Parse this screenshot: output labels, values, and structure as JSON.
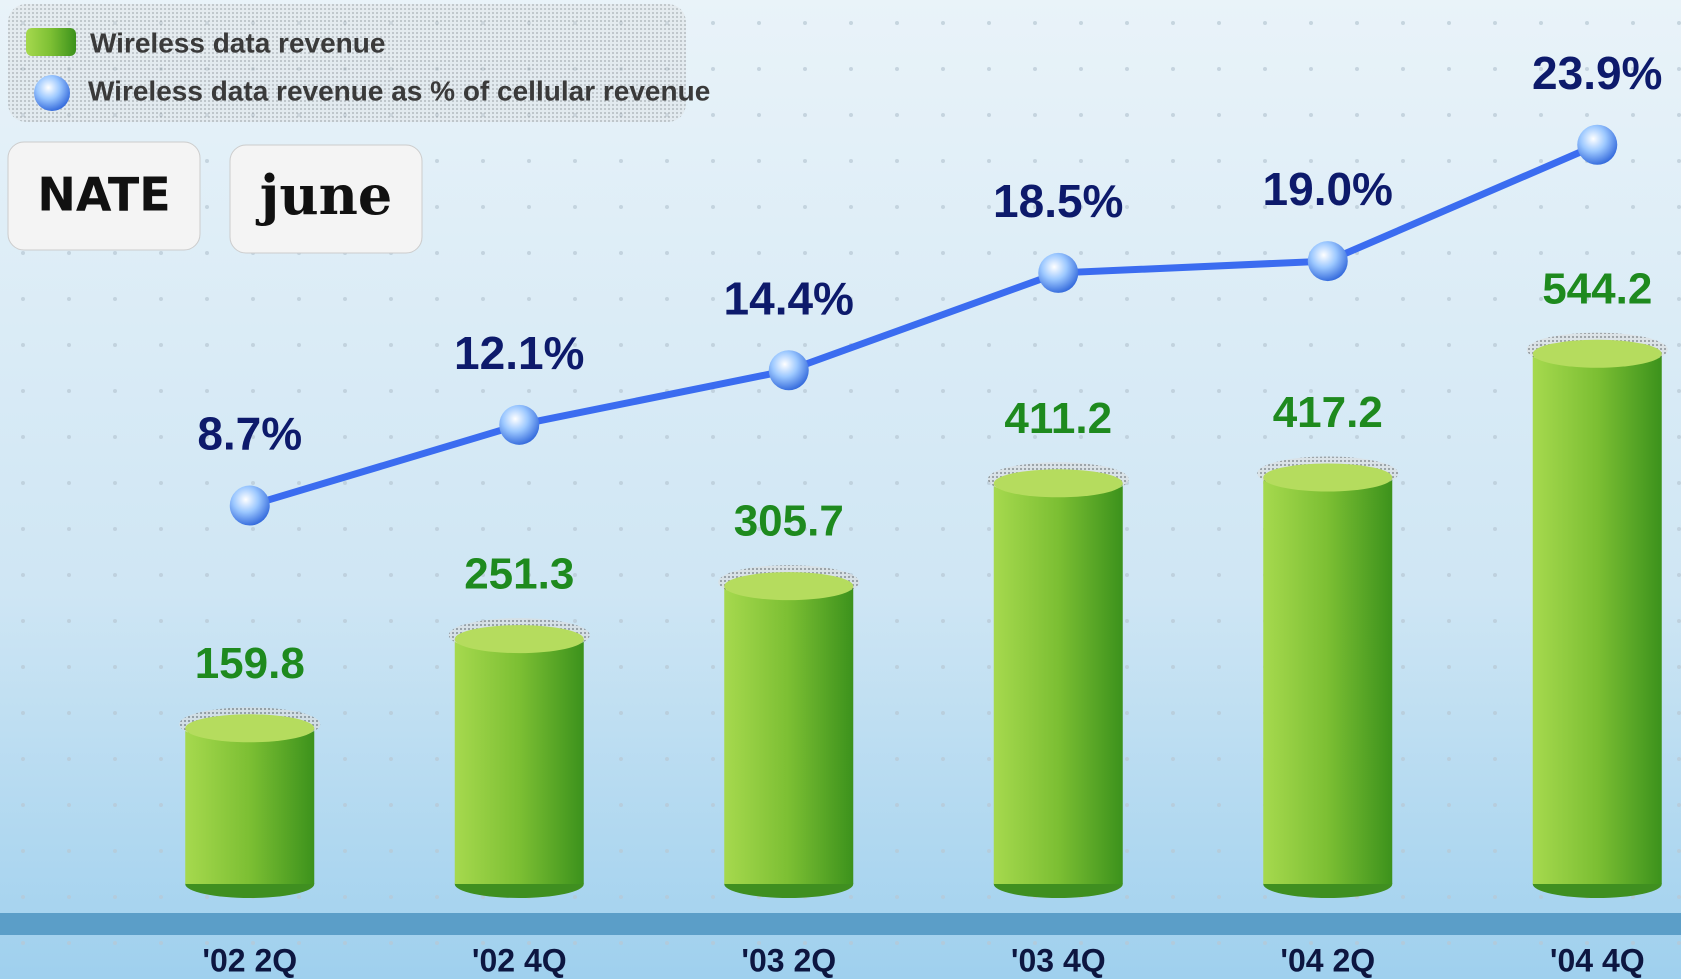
{
  "chart_data": {
    "type": "bar",
    "categories": [
      "'02 2Q",
      "'02 4Q",
      "'03 2Q",
      "'03 4Q",
      "'04 2Q",
      "'04 4Q"
    ],
    "series": [
      {
        "name": "Wireless data revenue",
        "type": "bar",
        "color": "#8cc63f",
        "values": [
          159.8,
          251.3,
          305.7,
          411.2,
          417.2,
          544.2
        ]
      },
      {
        "name": "Wireless data revenue as % of cellular revenue",
        "type": "line",
        "axis": "y2",
        "color": "#3b6cf0",
        "values": [
          8.7,
          12.1,
          14.4,
          18.5,
          19.0,
          23.9
        ],
        "value_labels": [
          "8.7%",
          "12.1%",
          "14.4%",
          "18.5%",
          "19.0%",
          "23.9%"
        ]
      }
    ],
    "ylim": [
      0,
      900
    ],
    "y2lim": [
      0,
      30
    ],
    "legend": "top-left"
  },
  "logos": [
    "NATE",
    "june"
  ]
}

Stated problem: Show the lines of the records that contain the word "revenue".

Expected output:
        "name": "Wireless data revenue",
        "name": "Wireless data revenue as % of cellular revenue",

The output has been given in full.